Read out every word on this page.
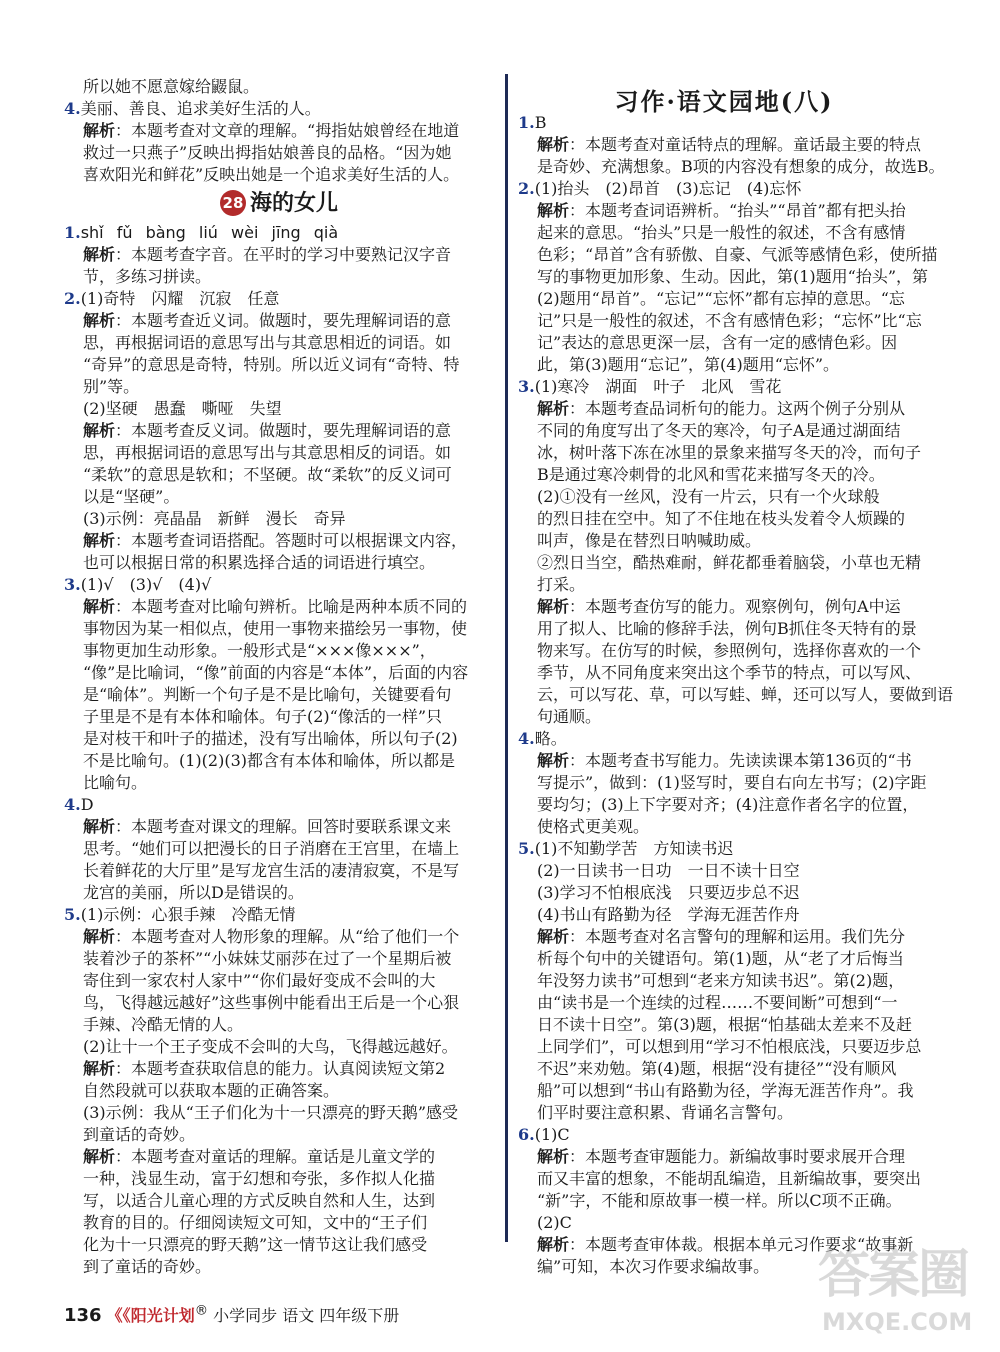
习作·语文园地(八)
所以她不愿意嫁给鼹鼠。
4.美丽、善良、追求美好生活的人。
解析：本题考查对文章的理解。“拇指姑娘曾经在地道
救过一只燕子”反映出拇指姑娘善良的品格。“因为她
喜欢阳光和鲜花”反映出她是一个追求美好生活的人。
28 海的女儿
1.shǐ fǔ bàng liú wèi jīng qià
解析：本题考查字音。在平时的学习中要熟记汉字音
节，多练习拼读。
2.(1)奇特　闪耀　沉寂　任意
解析：本题考查近义词。做题时，要先理解词语的意
思，再根据词语的意思写出与其意思相近的词语。如
“奇异”的意思是奇特，特别。所以近义词有“奇特、特
别”等。
(2)坚硬　愚蠢　嘶哑　失望
解析：本题考查反义词。做题时，要先理解词语的意
思，再根据词语的意思写出与其意思相反的词语。如
“柔软”的意思是软和；不坚硬。故“柔软”的反义词可
以是“坚硬”。
(3)示例：亮晶晶　新鲜　漫长　奇异
解析：本题考查词语搭配。答题时可以根据课文内容，
也可以根据日常的积累选择合适的词语进行填空。
3.(1)√　(3)√　(4)√
解析：本题考查对比喻句辨析。比喻是两种本质不同的
事物因为某一相似点，使用一事物来描绘另一事物，使
事物更加生动形象。一般形式是“×××像×××”，
“像”是比喻词，“像”前面的内容是“本体”，后面的内容
是“喻体”。判断一个句子是不是比喻句，关键要看句
子里是不是有本体和喻体。句子(2)“像活的一样”只
是对枝干和叶子的描述，没有写出喻体，所以句子(2)
不是比喻句。(1)(2)(3)都含有本体和喻体，所以都是
比喻句。
4.D
解析：本题考查对课文的理解。回答时要联系课文来
思考。“她们可以把漫长的日子消磨在王宫里，在墙上
长着鲜花的大厅里”是写龙宫生活的凄清寂寞，不是写
龙宫的美丽，所以D是错误的。
5.(1)示例：心狠手辣　冷酷无情
解析：本题考查对人物形象的理解。从“给了他们一个
装着沙子的茶杯”“小妹妹艾丽莎在过了一个星期后被
寄住到一家农村人家中”“你们最好变成不会叫的大
鸟，飞得越远越好”这些事例中能看出王后是一个心狠
手辣、冷酷无情的人。
(2)让十一个王子变成不会叫的大鸟，飞得越远越好。
解析：本题考查获取信息的能力。认真阅读短文第2
自然段就可以获取本题的正确答案。
(3)示例：我从“王子们化为十一只漂亮的野天鹅”感受
到童话的奇妙。
解析：本题考查对童话的理解。童话是儿童文学的
一种，浅显生动，富于幻想和夸张，多作拟人化描
写，以适合儿童心理的方式反映自然和人生，达到
教育的目的。仔细阅读短文可知，文中的“王子们
化为十一只漂亮的野天鹅”这一情节这让我们感受
到了童话的奇妙。
1.B
解析：本题考查对童话特点的理解。童话最主要的特点
是奇妙、充满想象。B项的内容没有想象的成分，故选B。
2.(1)抬头　(2)昂首　(3)忘记　(4)忘怀
解析：本题考查词语辨析。“抬头”“昂首”都有把头抬
起来的意思。“抬头”只是一般性的叙述，不含有感情
色彩；“昂首”含有骄傲、自豪、气派等感情色彩，使所描
写的事物更加形象、生动。因此，第(1)题用“抬头”，第
(2)题用“昂首”。“忘记”“忘怀”都有忘掉的意思。“忘
记”只是一般性的叙述，不含有感情色彩；“忘怀”比“忘
记”表达的意思更深一层，含有一定的感情色彩。因
此，第(3)题用“忘记”，第(4)题用“忘怀”。
3.(1)寒冷　湖面　叶子　北风　雪花
解析：本题考查品词析句的能力。这两个例子分别从
不同的角度写出了冬天的寒冷，句子A是通过湖面结
冰，树叶落下冻在冰里的景象来描写冬天的冷，而句子
B是通过寒冷刺骨的北风和雪花来描写冬天的冷。
(2)①没有一丝风，没有一片云，只有一个火球般
的烈日挂在空中。知了不住地在枝头发着令人烦躁的
叫声，像是在替烈日呐喊助威。
②烈日当空，酷热难耐，鲜花都垂着脑袋，小草也无精
打采。
解析：本题考查仿写的能力。观察例句，例句A中运
用了拟人、比喻的修辞手法，例句B抓住冬天特有的景
物来写。在仿写的时候，参照例句，选择你喜欢的一个
季节，从不同角度来突出这个季节的特点，可以写风、
云，可以写花、草，可以写蛙、蝉，还可以写人，要做到语
句通顺。
4.略。
解析：本题考查书写能力。先读读课本第136页的“书
写提示”，做到：(1)竖写时，要自右向左书写；(2)字距
要均匀；(3)上下字要对齐；(4)注意作者名字的位置，
使格式更美观。
5.(1)不知勤学苦　方知读书迟
(2)一日读书一日功　一日不读十日空
(3)学习不怕根底浅　只要迈步总不迟
(4)书山有路勤为径　学海无涯苦作舟
解析：本题考查对名言警句的理解和运用。我们先分
析每个句中的关键语句。第(1)题，从“老了才后悔当
年没努力读书”可想到“老来方知读书迟”。第(2)题，
由“读书是一个连续的过程……不要间断”可想到“一
日不读十日空”。第(3)题，根据“怕基础太差来不及赶
上同学们”，可以想到用“学习不怕根底浅，只要迈步总
不迟”来劝勉。第(4)题，根据“没有捷径”“没有顺风
船”可以想到“书山有路勤为径，学海无涯苦作舟”。我
们平时要注意积累、背诵名言警句。
6.(1)C
解析：本题考查审题能力。新编故事时要求展开合理
而又丰富的想象，不能胡乱编造，且新编故事，要突出
“新”字，不能和原故事一模一样。所以C项不正确。
(2)C
解析：本题考查审体裁。根据本单元习作要求“故事新
编”可知，本次习作要求编故事。
136 《《阳光计划® 小学同步 语文 四年级下册
答案圈
MXQE.COM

▶ [Written task] Make an exact copy of the whole listing, but don't bring over any pictures.

▶ [Written reply]
Read out every word on this page.
习作·语文园地(八)
所以她不愿意嫁给鼹鼠。
4.美丽、善良、追求美好生活的人。
解析：本题考查对文章的理解。“拇指姑娘曾经在地道
救过一只燕子”反映出拇指姑娘善良的品格。“因为她
喜欢阳光和鲜花”反映出她是一个追求美好生活的人。
28 海的女儿
1.shǐ fǔ bàng liú wèi jīng qià
解析：本题考查字音。在平时的学习中要熟记汉字音
节，多练习拼读。
2.(1)奇特　闪耀　沉寂　任意
解析：本题考查近义词。做题时，要先理解词语的意
思，再根据词语的意思写出与其意思相近的词语。如
“奇异”的意思是奇特，特别。所以近义词有“奇特、特
别”等。
(2)坚硬　愚蠢　嘶哑　失望
解析：本题考查反义词。做题时，要先理解词语的意
思，再根据词语的意思写出与其意思相反的词语。如
“柔软”的意思是软和；不坚硬。故“柔软”的反义词可
以是“坚硬”。
(3)示例：亮晶晶　新鲜　漫长　奇异
解析：本题考查词语搭配。答题时可以根据课文内容，
也可以根据日常的积累选择合适的词语进行填空。
3.(1)√　(3)√　(4)√
解析：本题考查对比喻句辨析。比喻是两种本质不同的
事物因为某一相似点，使用一事物来描绘另一事物，使
事物更加生动形象。一般形式是“×××像×××”，
“像”是比喻词，“像”前面的内容是“本体”，后面的内容
是“喻体”。判断一个句子是不是比喻句，关键要看句
子里是不是有本体和喻体。句子(2)“像活的一样”只
是对枝干和叶子的描述，没有写出喻体，所以句子(2)
不是比喻句。(1)(2)(3)都含有本体和喻体，所以都是
比喻句。
4.D
解析：本题考查对课文的理解。回答时要联系课文来
思考。“她们可以把漫长的日子消磨在王宫里，在墙上
长着鲜花的大厅里”是写龙宫生活的凄清寂寞，不是写
龙宫的美丽，所以D是错误的。
5.(1)示例：心狠手辣　冷酷无情
解析：本题考查对人物形象的理解。从“给了他们一个
装着沙子的茶杯”“小妹妹艾丽莎在过了一个星期后被
寄住到一家农村人家中”“你们最好变成不会叫的大
鸟，飞得越远越好”这些事例中能看出王后是一个心狠
手辣、冷酷无情的人。
(2)让十一个王子变成不会叫的大鸟，飞得越远越好。
解析：本题考查获取信息的能力。认真阅读短文第2
自然段就可以获取本题的正确答案。
(3)示例：我从“王子们化为十一只漂亮的野天鹅”感受
到童话的奇妙。
解析：本题考查对童话的理解。童话是儿童文学的
一种，浅显生动，富于幻想和夸张，多作拟人化描
写，以适合儿童心理的方式反映自然和人生，达到
教育的目的。仔细阅读短文可知，文中的“王子们
化为十一只漂亮的野天鹅”这一情节这让我们感受
到了童话的奇妙。
1.B
解析：本题考查对童话特点的理解。童话最主要的特点
是奇妙、充满想象。B项的内容没有想象的成分，故选B。
2.(1)抬头　(2)昂首　(3)忘记　(4)忘怀
解析：本题考查词语辨析。“抬头”“昂首”都有把头抬
起来的意思。“抬头”只是一般性的叙述，不含有感情
色彩；“昂首”含有骄傲、自豪、气派等感情色彩，使所描
写的事物更加形象、生动。因此，第(1)题用“抬头”，第
(2)题用“昂首”。“忘记”“忘怀”都有忘掉的意思。“忘
记”只是一般性的叙述，不含有感情色彩；“忘怀”比“忘
记”表达的意思更深一层，含有一定的感情色彩。因
此，第(3)题用“忘记”，第(4)题用“忘怀”。
3.(1)寒冷　湖面　叶子　北风　雪花
解析：本题考查品词析句的能力。这两个例子分别从
不同的角度写出了冬天的寒冷，句子A是通过湖面结
冰，树叶落下冻在冰里的景象来描写冬天的冷，而句子
B是通过寒冷刺骨的北风和雪花来描写冬天的冷。
(2)①没有一丝风，没有一片云，只有一个火球般
的烈日挂在空中。知了不住地在枝头发着令人烦躁的
叫声，像是在替烈日呐喊助威。
②烈日当空，酷热难耐，鲜花都垂着脑袋，小草也无精
打采。
解析：本题考查仿写的能力。观察例句，例句A中运
用了拟人、比喻的修辞手法，例句B抓住冬天特有的景
物来写。在仿写的时候，参照例句，选择你喜欢的一个
季节，从不同角度来突出这个季节的特点，可以写风、
云，可以写花、草，可以写蛙、蝉，还可以写人，要做到语
句通顺。
4.略。
解析：本题考查书写能力。先读读课本第136页的“书
写提示”，做到：(1)竖写时，要自右向左书写；(2)字距
要均匀；(3)上下字要对齐；(4)注意作者名字的位置，
使格式更美观。
5.(1)不知勤学苦　方知读书迟
(2)一日读书一日功　一日不读十日空
(3)学习不怕根底浅　只要迈步总不迟
(4)书山有路勤为径　学海无涯苦作舟
解析：本题考查对名言警句的理解和运用。我们先分
析每个句中的关键语句。第(1)题，从“老了才后悔当
年没努力读书”可想到“老来方知读书迟”。第(2)题，
由“读书是一个连续的过程……不要间断”可想到“一
日不读十日空”。第(3)题，根据“怕基础太差来不及赶
上同学们”，可以想到用“学习不怕根底浅，只要迈步总
不迟”来劝勉。第(4)题，根据“没有捷径”“没有顺风
船”可以想到“书山有路勤为径，学海无涯苦作舟”。我
们平时要注意积累、背诵名言警句。
6.(1)C
解析：本题考查审题能力。新编故事时要求展开合理
而又丰富的想象，不能胡乱编造，且新编故事，要突出
“新”字，不能和原故事一模一样。所以C项不正确。
(2)C
解析：本题考查审体裁。根据本单元习作要求“故事新
编”可知，本次习作要求编故事。
136 《《阳光计划® 小学同步 语文 四年级下册
答案圈
MXQE.COM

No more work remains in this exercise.